--- Start Dataset entries ---

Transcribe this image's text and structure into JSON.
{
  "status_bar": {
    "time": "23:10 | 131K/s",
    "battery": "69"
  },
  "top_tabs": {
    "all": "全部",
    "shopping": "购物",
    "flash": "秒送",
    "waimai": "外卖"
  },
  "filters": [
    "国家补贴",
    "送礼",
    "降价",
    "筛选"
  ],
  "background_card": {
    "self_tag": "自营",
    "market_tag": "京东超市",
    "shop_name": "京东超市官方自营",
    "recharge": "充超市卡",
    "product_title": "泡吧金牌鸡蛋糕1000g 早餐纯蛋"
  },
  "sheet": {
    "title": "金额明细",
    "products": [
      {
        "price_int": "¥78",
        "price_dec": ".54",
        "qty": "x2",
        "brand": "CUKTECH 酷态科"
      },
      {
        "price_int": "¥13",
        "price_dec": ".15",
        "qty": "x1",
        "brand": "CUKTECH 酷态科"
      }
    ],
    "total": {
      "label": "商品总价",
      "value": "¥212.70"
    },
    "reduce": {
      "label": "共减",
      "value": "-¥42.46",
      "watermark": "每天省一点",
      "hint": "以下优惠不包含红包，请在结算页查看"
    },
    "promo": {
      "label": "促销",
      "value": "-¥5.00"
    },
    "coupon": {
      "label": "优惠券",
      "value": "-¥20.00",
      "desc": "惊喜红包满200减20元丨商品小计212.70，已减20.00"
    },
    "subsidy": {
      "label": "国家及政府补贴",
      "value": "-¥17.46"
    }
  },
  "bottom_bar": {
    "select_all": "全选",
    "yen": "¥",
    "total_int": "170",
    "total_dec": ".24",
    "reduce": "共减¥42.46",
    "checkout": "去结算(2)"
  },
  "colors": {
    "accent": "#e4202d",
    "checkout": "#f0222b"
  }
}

--- End Dataset entries ---

• _Aim of the task_
Send back every record, precisely as written.

• _Answer to the task_
Transcribe this image's text and structure into JSON.
{
  "status_bar": {
    "time": "23:10 | 131K/s",
    "battery": "69"
  },
  "top_tabs": {
    "all": "全部",
    "shopping": "购物",
    "flash": "秒送",
    "waimai": "外卖"
  },
  "filters": [
    "国家补贴",
    "送礼",
    "降价",
    "筛选"
  ],
  "background_card": {
    "self_tag": "自营",
    "market_tag": "京东超市",
    "shop_name": "京东超市官方自营",
    "recharge": "充超市卡",
    "product_title": "泡吧金牌鸡蛋糕1000g 早餐纯蛋"
  },
  "sheet": {
    "title": "金额明细",
    "products": [
      {
        "price_int": "¥78",
        "price_dec": ".54",
        "qty": "x2",
        "brand": "CUKTECH 酷态科"
      },
      {
        "price_int": "¥13",
        "price_dec": ".15",
        "qty": "x1",
        "brand": "CUKTECH 酷态科"
      }
    ],
    "total": {
      "label": "商品总价",
      "value": "¥212.70"
    },
    "reduce": {
      "label": "共减",
      "value": "-¥42.46",
      "watermark": "每天省一点",
      "hint": "以下优惠不包含红包，请在结算页查看"
    },
    "promo": {
      "label": "促销",
      "value": "-¥5.00"
    },
    "coupon": {
      "label": "优惠券",
      "value": "-¥20.00",
      "desc": "惊喜红包满200减20元丨商品小计212.70，已减20.00"
    },
    "subsidy": {
      "label": "国家及政府补贴",
      "value": "-¥17.46"
    }
  },
  "bottom_bar": {
    "select_all": "全选",
    "yen": "¥",
    "total_int": "170",
    "total_dec": ".24",
    "reduce": "共减¥42.46",
    "checkout": "去结算(2)"
  },
  "colors": {
    "accent": "#e4202d",
    "checkout": "#f0222b"
  }
}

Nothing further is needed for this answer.